* **Source**
╭──
The Economics of Books
Rick Van der Ploeg
University of Oxford
Jan C. Van Ours
Tilburg University - Department of Economics; University of Melbourne - Department of Economics
M. F. M. Canoy
University of tilburg
CESifo Working Paper Series No. 1414; CentER Discussion Paper No. 2005-13
The tensions between books and book markets as expressions of culture and books as products in profit-making businesses are analysed and insights from the theory of industrial organisation are given. Governments intervene in the market for books through laws concerning prices of books, grants for authors and publishers, a lower value-added tax, public libraries and education in order to stimulate the diversity of books on offer, increase the density of retail outlets and to promote reading. An overview of the different ways by which countries differ in terms of market structures and government policies is given. Particular attention is paid to retail price maintenance. Due to differences between European countries it is not a good idea to harmonise European book policies. Our analysis suggests that the book market seems quite able to invent solutions to specific problems of the book trade and that, apart from promoting reading, there is little need for government intervention.
╰──
* **Task A**
In the records, redo the lines from the line with "x-axis-label: Wavelength (nm)" to the line with "series-line-m249 bbox=[176, 181, 1223, 525]", changing "x-tick-label" to "x-axis-tick" and keeping everything else the same.

A run of records
╭──
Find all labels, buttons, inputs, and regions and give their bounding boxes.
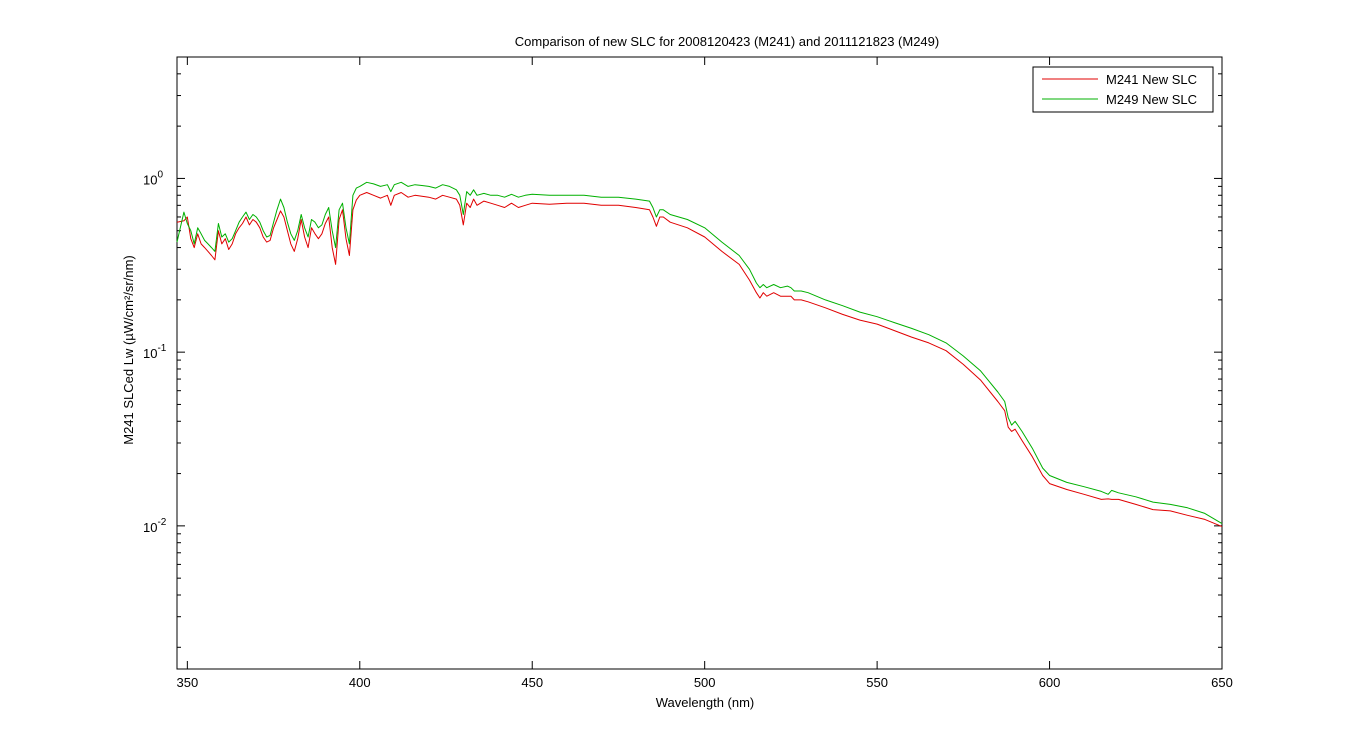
x-axis-label: Wavelength (nm) bbox=[656, 695, 755, 710]
y-tick-label: 10-1 bbox=[143, 343, 167, 361]
y-axis-label: M241 SLCed Lw (µW/cm²/sr/nm) bbox=[121, 255, 136, 445]
x-tick-label: 650 bbox=[1211, 675, 1233, 690]
x-tick-label: 400 bbox=[349, 675, 371, 690]
plot-area bbox=[176, 56, 1223, 670]
series-line-m249 bbox=[176, 181, 1223, 525]
x-tick-label: 600 bbox=[1039, 675, 1061, 690]
series-line-m241 bbox=[176, 192, 1223, 528]
legend-label-m249: M249 New SLC bbox=[1106, 92, 1197, 107]
y-tick-label: 10-2 bbox=[143, 517, 167, 535]
legend: M241 New SLC M249 New SLC bbox=[1032, 66, 1214, 113]
x-tick-label: 450 bbox=[521, 675, 543, 690]
y-tick-label: 100 bbox=[143, 169, 163, 187]
legend-label-m241: M241 New SLC bbox=[1106, 72, 1197, 87]
y-tick-labels: 10-2 10-1 100 bbox=[143, 169, 167, 534]
series-lines bbox=[176, 181, 1223, 528]
x-tick-label: 500 bbox=[694, 675, 716, 690]
x-tick-labels: 350 400 450 500 550 600 650 bbox=[176, 675, 1232, 690]
x-tick-label: 550 bbox=[866, 675, 888, 690]
axis-ticks bbox=[177, 56, 1223, 669]
x-tick-label: 350 bbox=[176, 675, 198, 690]
chart-title: Comparison of new SLC for 2008120423 (M2… bbox=[515, 34, 939, 49]
legend-box bbox=[1032, 66, 1214, 113]
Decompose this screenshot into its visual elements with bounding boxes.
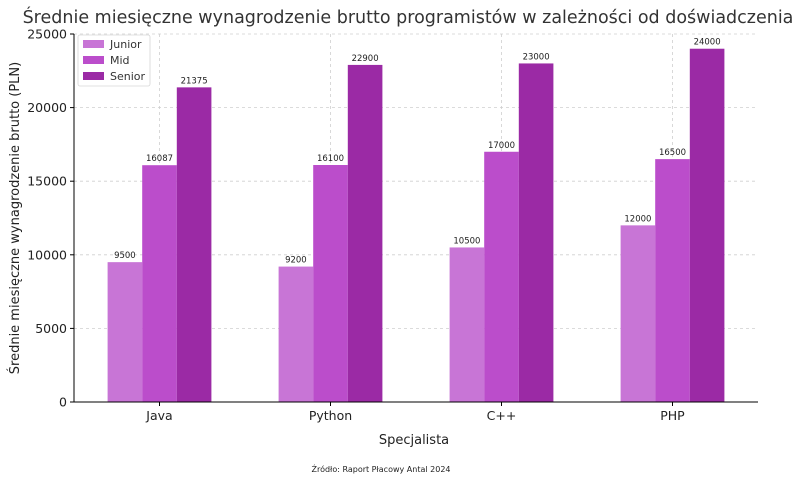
bar (313, 165, 348, 402)
bar-value-label: 16100 (317, 154, 344, 164)
source-note: Źródło: Raport Płacowy Antal 2024 (311, 463, 450, 474)
y-axis-label: Średnie miesięczne wynagrodzenie brutto … (7, 62, 23, 374)
bar-value-label: 12000 (624, 214, 651, 224)
legend: Junior Mid Senior (77, 34, 151, 87)
bar-labels-layer: 9500 16087 21375 9200 16100 22900 10500 17000 23… (114, 38, 721, 266)
bar-value-label: 21375 (181, 76, 208, 86)
bar (142, 165, 177, 402)
legend-swatch (83, 40, 104, 48)
y-tick-label: 25000 (27, 27, 67, 42)
legend-swatch (83, 72, 104, 80)
bar-value-label: 22900 (352, 54, 379, 64)
legend-label: Senior (110, 70, 146, 83)
chart-title: Średnie miesięczne wynagrodzenie brutto … (23, 6, 794, 28)
x-tick-label: C++ (487, 408, 517, 423)
bar (689, 48, 725, 402)
y-tick-label: 15000 (27, 174, 67, 189)
legend-label: Junior (109, 38, 142, 51)
x-tick-label: Java (145, 408, 172, 423)
y-ticks: 0 5000 10000 15000 20000 25000 (27, 27, 74, 410)
bar-value-label: 10500 (453, 236, 480, 246)
x-tick-label: Python (309, 408, 352, 423)
bar (484, 151, 519, 402)
bar (107, 262, 143, 402)
bar (518, 63, 554, 402)
x-tick-label: PHP (660, 408, 685, 423)
bars-layer (107, 48, 725, 403)
x-axis-label: Specjalista (379, 433, 449, 448)
bar-value-label: 16500 (659, 148, 686, 158)
bar (347, 64, 383, 403)
bar-value-label: 17000 (488, 141, 515, 151)
bar-value-label: 9500 (114, 251, 136, 261)
bar (449, 247, 485, 402)
y-tick-label: 5000 (35, 321, 67, 336)
bar-value-label: 24000 (694, 38, 721, 48)
legend-swatch (83, 56, 104, 64)
bar-value-label: 23000 (523, 52, 550, 62)
bar-value-label: 16087 (146, 154, 173, 164)
y-tick-label: 10000 (27, 247, 67, 262)
y-tick-label: 0 (59, 395, 67, 410)
bar (176, 87, 212, 403)
bar (655, 159, 690, 402)
bar (278, 266, 314, 402)
bar-value-label: 9200 (285, 256, 307, 266)
x-ticks: Java Python C++ PHP (145, 402, 685, 423)
legend-label: Mid (110, 54, 130, 67)
bar (620, 225, 656, 402)
y-tick-label: 20000 (27, 100, 67, 115)
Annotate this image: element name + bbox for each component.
╰──
* **Task B**
What does the abstract on the economics of books say about harmonizing European book policies?

* **Written solution A**
x-axis-label: Wavelength (nm) bbox=[656, 695, 755, 710]
y-tick-label: 10-1 bbox=[143, 343, 167, 361]
y-axis-label: M241 SLCed Lw (µW/cm²/sr/nm) bbox=[121, 255, 136, 445]
x-axis-tick: 650 bbox=[1211, 675, 1233, 690]
x-axis-tick: 400 bbox=[349, 675, 371, 690]
plot-area bbox=[176, 56, 1223, 670]
series-line-m249 bbox=[176, 181, 1223, 525]

* **Written solution B**
It says harmonizing European book policies is not a good idea, because of differences between European countries.